**Records provided**
■ ■ ■
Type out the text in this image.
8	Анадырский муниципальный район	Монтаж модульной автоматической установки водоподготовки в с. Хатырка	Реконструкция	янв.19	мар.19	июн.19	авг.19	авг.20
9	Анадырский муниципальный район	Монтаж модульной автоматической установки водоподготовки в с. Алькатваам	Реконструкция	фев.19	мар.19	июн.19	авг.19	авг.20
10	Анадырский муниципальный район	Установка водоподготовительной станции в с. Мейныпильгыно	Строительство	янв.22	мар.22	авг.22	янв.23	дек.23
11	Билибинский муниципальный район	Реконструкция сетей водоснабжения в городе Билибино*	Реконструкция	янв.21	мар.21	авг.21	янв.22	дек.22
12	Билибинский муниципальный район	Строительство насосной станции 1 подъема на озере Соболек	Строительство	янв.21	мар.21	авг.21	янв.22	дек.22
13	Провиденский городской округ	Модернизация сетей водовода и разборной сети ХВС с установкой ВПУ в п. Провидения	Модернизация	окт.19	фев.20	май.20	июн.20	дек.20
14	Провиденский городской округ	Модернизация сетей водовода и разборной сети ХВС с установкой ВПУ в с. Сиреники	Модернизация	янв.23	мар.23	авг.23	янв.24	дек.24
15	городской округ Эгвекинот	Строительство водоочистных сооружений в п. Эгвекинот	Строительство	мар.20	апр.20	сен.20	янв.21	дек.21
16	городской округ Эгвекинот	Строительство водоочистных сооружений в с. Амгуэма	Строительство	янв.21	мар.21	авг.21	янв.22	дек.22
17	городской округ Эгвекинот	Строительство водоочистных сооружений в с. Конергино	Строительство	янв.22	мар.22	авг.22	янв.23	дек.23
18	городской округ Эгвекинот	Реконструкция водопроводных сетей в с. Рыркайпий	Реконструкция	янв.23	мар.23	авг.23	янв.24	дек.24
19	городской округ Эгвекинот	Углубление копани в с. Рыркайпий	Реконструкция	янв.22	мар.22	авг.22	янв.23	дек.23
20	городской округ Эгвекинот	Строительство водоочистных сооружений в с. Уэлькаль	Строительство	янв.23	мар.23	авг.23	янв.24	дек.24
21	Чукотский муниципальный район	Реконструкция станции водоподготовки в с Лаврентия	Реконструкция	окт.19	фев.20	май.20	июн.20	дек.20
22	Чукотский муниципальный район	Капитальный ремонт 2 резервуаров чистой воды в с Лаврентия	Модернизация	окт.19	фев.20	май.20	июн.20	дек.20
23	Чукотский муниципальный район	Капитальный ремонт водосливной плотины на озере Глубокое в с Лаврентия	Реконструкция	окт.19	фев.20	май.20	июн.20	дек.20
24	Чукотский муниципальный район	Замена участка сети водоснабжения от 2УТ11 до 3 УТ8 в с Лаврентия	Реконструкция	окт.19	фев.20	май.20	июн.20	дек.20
■ ■ ■
**Exercise aim**
Copy out the data shown above without altering anything.

**Solution to this problem**
Type out the text in this image.
8	Анадырский муниципальный район	Монтаж модульной автоматической установки водоподготовки в с. Хатырка	Реконструкция	янв.19	мар.19	июн.19	авг.19	авг.20
9	Анадырский муниципальный район	Монтаж модульной автоматической установки водоподготовки в с. Алькатваам	Реконструкция	фев.19	мар.19	июн.19	авг.19	авг.20
10	Анадырский муниципальный район	Установка водоподготовительной станции в с. Мейныпильгыно	Строительство	янв.22	мар.22	авг.22	янв.23	дек.23
11	Билибинский муниципальный район	Реконструкция сетей водоснабжения в городе Билибино*	Реконструкция	янв.21	мар.21	авг.21	янв.22	дек.22
12	Билибинский муниципальный район	Строительство насосной станции 1 подъема на озере Соболек	Строительство	янв.21	мар.21	авг.21	янв.22	дек.22
13	Провиденский городской округ	Модернизация сетей водовода и разборной сети ХВС с установкой ВПУ в п. Провидения	Модернизация	окт.19	фев.20	май.20	июн.20	дек.20
14	Провиденский городской округ	Модернизация сетей водовода и разборной сети ХВС с установкой ВПУ в с. Сиреники	Модернизация	янв.23	мар.23	авг.23	янв.24	дек.24
15	городской округ Эгвекинот	Строительство водоочистных сооружений в п. Эгвекинот	Строительство	мар.20	апр.20	сен.20	янв.21	дек.21
16	городской округ Эгвекинот	Строительство водоочистных сооружений в с. Амгуэма	Строительство	янв.21	мар.21	авг.21	янв.22	дек.22
17	городской округ Эгвекинот	Строительство водоочистных сооружений в с. Конергино	Строительство	янв.22	мар.22	авг.22	янв.23	дек.23
18	городской округ Эгвекинот	Реконструкция водопроводных сетей в с. Рыркайпий	Реконструкция	янв.23	мар.23	авг.23	янв.24	дек.24
19	городской округ Эгвекинот	Углубление копани в с. Рыркайпий	Реконструкция	янв.22	мар.22	авг.22	янв.23	дек.23
20	городской округ Эгвекинот	Строительство водоочистных сооружений в с. Уэлькаль	Строительство	янв.23	мар.23	авг.23	янв.24	дек.24
21	Чукотский муниципальный район	Реконструкция станции водоподготовки в с Лаврентия	Реконструкция	окт.19	фев.20	май.20	июн.20	дек.20
22	Чукотский муниципальный район	Капитальный ремонт 2 резервуаров чистой воды в с Лаврентия	Модернизация	окт.19	фев.20	май.20	июн.20	дек.20
23	Чукотский муниципальный район	Капитальный ремонт водосливной плотины на озере Глубокое в с Лаврентия	Реконструкция	окт.19	фев.20	май.20	июн.20	дек.20
24	Чукотский муниципальный район	Замена участка сети водоснабжения от 2УТ11 до 3 УТ8 в с Лаврентия	Реконструкция	окт.19	фев.20	май.20	июн.20	дек.20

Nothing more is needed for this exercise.